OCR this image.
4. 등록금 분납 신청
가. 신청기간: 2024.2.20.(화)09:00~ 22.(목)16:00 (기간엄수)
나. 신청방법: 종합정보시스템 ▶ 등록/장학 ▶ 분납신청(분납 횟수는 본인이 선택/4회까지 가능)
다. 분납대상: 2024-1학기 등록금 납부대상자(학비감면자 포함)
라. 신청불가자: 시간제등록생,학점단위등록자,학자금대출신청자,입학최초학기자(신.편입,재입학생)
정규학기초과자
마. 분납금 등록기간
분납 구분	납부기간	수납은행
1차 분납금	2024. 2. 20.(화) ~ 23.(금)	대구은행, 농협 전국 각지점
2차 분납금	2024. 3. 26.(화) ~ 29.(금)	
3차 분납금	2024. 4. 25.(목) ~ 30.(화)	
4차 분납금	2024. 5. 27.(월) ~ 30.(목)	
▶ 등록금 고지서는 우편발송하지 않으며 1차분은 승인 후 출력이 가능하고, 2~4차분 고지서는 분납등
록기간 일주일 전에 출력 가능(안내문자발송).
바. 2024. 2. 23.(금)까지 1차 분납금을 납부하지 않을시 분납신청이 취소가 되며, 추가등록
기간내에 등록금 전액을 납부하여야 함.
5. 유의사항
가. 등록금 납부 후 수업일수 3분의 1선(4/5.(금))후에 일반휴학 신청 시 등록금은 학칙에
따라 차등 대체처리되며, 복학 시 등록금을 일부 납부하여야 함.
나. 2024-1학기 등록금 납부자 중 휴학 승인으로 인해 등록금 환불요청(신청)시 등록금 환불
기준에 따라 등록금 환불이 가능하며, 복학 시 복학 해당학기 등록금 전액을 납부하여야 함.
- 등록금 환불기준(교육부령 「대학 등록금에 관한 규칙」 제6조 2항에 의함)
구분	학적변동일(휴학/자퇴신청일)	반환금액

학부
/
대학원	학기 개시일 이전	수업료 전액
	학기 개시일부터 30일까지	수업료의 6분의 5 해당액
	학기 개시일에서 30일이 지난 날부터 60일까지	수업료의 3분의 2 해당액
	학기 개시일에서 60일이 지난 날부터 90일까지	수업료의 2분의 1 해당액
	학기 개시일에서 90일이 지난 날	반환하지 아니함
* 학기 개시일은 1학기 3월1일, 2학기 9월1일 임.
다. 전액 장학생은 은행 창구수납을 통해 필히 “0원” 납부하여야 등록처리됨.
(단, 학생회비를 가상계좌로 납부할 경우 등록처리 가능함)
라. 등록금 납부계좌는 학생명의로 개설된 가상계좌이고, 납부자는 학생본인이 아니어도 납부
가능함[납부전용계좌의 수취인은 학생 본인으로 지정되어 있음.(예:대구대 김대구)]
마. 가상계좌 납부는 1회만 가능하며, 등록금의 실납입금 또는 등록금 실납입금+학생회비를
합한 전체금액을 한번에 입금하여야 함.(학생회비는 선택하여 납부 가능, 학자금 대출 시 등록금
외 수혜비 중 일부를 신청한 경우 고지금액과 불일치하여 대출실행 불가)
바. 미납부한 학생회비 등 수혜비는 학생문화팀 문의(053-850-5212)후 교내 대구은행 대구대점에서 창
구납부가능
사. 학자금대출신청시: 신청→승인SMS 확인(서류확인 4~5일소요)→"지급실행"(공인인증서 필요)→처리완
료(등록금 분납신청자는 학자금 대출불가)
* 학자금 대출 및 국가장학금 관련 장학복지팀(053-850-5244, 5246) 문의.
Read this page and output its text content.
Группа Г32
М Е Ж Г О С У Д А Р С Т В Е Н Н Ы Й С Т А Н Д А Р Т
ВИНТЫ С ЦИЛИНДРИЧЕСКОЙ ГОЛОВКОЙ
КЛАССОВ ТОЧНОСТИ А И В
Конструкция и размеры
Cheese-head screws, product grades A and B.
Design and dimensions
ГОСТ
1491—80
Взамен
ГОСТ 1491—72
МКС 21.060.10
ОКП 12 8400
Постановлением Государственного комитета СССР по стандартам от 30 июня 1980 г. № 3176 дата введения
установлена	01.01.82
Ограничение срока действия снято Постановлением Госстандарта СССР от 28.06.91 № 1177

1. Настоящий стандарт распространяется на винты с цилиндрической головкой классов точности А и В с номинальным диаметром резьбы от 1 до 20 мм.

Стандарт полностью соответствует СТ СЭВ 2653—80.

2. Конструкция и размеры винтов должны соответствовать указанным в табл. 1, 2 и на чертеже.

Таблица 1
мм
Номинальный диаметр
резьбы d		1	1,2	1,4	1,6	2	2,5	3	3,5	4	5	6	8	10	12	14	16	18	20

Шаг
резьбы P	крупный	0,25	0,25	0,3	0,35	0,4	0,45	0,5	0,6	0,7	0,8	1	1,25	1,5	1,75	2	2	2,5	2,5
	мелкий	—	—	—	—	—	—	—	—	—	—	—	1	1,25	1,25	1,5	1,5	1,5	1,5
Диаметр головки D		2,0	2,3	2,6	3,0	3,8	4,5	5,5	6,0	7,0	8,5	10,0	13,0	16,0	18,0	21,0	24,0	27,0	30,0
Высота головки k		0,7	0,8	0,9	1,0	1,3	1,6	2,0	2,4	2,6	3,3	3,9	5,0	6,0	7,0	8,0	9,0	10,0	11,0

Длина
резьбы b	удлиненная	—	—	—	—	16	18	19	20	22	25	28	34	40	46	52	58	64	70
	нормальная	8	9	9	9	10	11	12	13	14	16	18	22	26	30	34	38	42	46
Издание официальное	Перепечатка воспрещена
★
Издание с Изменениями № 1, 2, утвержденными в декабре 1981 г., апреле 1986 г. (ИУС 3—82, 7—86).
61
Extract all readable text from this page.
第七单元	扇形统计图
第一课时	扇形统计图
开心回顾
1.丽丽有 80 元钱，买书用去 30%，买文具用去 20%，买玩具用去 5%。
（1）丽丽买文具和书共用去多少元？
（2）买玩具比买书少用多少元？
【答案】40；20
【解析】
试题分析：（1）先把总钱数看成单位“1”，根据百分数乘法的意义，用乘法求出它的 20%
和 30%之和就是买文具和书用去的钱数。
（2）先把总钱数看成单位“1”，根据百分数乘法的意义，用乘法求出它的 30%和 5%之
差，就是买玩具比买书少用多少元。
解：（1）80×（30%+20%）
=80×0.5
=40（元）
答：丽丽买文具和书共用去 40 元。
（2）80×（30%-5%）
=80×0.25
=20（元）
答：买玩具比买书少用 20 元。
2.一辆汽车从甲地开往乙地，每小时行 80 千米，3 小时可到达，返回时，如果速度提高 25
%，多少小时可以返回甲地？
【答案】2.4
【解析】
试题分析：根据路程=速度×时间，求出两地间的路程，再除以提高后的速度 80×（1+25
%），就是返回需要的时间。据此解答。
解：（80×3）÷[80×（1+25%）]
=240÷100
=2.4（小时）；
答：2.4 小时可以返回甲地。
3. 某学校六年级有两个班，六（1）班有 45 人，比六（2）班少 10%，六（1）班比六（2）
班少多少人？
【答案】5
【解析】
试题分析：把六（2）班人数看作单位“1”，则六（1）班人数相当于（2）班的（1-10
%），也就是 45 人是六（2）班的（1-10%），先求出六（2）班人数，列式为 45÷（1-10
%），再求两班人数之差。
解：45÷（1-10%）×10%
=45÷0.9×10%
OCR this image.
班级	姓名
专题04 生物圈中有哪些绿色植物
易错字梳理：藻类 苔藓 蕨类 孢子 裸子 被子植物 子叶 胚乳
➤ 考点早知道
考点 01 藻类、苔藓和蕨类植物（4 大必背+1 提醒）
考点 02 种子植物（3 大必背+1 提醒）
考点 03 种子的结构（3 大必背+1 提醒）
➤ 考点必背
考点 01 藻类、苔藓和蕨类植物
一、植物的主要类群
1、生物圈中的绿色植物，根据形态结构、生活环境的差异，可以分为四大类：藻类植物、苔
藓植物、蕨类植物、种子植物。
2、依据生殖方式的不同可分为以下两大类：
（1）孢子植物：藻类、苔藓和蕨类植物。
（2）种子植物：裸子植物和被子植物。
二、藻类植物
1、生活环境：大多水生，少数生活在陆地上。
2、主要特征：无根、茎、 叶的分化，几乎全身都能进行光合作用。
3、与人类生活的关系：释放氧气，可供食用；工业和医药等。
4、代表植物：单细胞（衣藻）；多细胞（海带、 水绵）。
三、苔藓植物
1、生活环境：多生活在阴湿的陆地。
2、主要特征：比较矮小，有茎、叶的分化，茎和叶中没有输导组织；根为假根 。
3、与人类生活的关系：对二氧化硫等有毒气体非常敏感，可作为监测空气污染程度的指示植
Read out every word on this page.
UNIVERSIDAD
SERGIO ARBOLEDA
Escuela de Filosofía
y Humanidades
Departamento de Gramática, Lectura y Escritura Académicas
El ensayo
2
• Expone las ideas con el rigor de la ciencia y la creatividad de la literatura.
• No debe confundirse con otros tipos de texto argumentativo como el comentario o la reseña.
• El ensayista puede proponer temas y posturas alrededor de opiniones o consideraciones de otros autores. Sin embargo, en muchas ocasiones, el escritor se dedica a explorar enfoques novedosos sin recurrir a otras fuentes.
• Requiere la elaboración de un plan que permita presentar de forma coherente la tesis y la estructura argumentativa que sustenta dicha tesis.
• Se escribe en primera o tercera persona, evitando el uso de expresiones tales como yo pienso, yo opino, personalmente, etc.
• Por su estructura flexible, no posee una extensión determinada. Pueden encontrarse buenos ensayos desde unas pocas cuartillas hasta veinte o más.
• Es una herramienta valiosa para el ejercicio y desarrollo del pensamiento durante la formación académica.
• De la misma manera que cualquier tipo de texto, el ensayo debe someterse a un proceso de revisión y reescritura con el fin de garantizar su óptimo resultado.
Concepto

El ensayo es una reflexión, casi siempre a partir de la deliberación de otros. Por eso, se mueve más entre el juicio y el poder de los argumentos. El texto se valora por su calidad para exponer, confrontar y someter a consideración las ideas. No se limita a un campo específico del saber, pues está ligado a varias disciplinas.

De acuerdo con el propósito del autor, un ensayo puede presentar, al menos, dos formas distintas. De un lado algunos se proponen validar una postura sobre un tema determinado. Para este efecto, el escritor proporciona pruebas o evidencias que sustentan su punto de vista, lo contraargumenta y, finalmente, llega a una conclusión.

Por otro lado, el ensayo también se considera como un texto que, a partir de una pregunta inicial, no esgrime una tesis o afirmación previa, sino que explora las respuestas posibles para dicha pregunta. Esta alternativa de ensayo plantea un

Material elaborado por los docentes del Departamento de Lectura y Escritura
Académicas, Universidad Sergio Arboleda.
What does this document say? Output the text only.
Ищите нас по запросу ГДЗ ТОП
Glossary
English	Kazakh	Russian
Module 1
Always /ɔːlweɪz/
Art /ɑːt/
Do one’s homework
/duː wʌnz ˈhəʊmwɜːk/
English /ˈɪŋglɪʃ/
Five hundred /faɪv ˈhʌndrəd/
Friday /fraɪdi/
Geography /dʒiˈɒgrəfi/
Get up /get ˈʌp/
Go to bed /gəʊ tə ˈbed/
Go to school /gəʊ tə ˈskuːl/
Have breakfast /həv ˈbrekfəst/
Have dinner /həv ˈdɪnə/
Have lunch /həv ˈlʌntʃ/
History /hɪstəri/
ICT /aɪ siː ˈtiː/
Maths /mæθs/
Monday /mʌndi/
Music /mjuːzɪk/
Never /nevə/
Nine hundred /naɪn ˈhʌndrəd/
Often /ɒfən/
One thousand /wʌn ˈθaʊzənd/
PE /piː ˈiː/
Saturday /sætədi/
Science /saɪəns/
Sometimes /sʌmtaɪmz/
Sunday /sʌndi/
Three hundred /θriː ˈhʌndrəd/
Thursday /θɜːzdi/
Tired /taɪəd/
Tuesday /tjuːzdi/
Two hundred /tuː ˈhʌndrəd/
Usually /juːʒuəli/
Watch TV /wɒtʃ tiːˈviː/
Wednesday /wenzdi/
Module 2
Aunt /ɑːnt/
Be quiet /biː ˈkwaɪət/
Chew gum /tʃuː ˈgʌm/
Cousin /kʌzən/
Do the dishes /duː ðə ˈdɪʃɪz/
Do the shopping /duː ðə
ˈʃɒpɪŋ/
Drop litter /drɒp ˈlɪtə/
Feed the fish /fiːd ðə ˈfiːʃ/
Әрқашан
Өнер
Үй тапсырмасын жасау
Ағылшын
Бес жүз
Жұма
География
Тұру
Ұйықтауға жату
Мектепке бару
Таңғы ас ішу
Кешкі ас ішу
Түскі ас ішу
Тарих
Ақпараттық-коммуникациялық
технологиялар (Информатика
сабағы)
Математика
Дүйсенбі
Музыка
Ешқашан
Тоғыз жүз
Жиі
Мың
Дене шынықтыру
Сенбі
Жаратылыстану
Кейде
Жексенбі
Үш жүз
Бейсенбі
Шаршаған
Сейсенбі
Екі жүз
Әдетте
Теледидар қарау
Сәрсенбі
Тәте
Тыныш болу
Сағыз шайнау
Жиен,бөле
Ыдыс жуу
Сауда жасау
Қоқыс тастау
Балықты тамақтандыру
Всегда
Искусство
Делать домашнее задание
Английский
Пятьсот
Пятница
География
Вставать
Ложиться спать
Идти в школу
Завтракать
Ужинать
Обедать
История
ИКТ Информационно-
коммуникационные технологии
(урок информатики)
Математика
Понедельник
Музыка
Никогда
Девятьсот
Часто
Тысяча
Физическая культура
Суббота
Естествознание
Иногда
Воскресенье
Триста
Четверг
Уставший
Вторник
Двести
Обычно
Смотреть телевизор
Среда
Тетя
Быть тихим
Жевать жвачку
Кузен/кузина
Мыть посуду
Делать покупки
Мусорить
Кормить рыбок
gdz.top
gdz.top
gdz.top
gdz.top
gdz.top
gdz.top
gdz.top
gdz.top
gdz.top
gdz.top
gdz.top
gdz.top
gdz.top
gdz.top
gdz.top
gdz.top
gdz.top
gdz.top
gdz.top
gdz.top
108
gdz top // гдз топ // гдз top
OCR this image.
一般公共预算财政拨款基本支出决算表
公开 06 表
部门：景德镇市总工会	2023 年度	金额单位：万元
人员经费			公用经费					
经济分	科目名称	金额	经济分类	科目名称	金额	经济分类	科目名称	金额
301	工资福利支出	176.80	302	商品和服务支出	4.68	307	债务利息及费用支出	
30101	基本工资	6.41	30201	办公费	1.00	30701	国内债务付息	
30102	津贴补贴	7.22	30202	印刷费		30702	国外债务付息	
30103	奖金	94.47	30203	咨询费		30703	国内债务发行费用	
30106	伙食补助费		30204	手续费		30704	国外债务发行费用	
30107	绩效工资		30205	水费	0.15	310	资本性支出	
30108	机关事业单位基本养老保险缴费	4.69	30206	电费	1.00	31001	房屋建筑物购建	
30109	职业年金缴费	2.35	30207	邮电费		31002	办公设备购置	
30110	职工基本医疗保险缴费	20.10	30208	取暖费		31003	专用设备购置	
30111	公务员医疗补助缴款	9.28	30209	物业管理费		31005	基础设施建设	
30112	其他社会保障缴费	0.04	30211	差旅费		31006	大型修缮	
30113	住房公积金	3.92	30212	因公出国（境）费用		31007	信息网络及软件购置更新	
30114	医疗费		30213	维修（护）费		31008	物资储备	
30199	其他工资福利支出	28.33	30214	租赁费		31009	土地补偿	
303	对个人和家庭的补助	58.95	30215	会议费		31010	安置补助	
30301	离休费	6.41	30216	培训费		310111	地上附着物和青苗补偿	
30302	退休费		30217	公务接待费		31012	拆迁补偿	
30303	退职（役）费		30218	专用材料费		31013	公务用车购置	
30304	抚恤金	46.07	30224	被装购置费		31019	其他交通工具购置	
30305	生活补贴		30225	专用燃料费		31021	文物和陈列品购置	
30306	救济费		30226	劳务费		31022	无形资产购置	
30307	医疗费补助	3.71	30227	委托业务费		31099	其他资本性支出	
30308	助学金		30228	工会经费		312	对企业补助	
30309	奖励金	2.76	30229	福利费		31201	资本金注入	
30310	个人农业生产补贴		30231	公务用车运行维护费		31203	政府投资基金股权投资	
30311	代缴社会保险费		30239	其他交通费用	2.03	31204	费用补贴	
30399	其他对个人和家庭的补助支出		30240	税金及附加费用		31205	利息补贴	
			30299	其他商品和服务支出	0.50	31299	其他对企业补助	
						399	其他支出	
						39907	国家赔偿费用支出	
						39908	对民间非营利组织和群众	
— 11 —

★ ★ ★ ★ ★ ★ ★

- WHAT THIS TASK INVOLVES: Lines that hold the word "与人类生活的关系" are the ones to return, every one of them.

- RESPONSE TO THE EXERCISE:
3、与人类生活的关系：释放氧气，可供食用；工业和医药等。
3、与人类生活的关系：对二氧化硫等有毒气体非常敏感，可作为监测空气污染程度的指示植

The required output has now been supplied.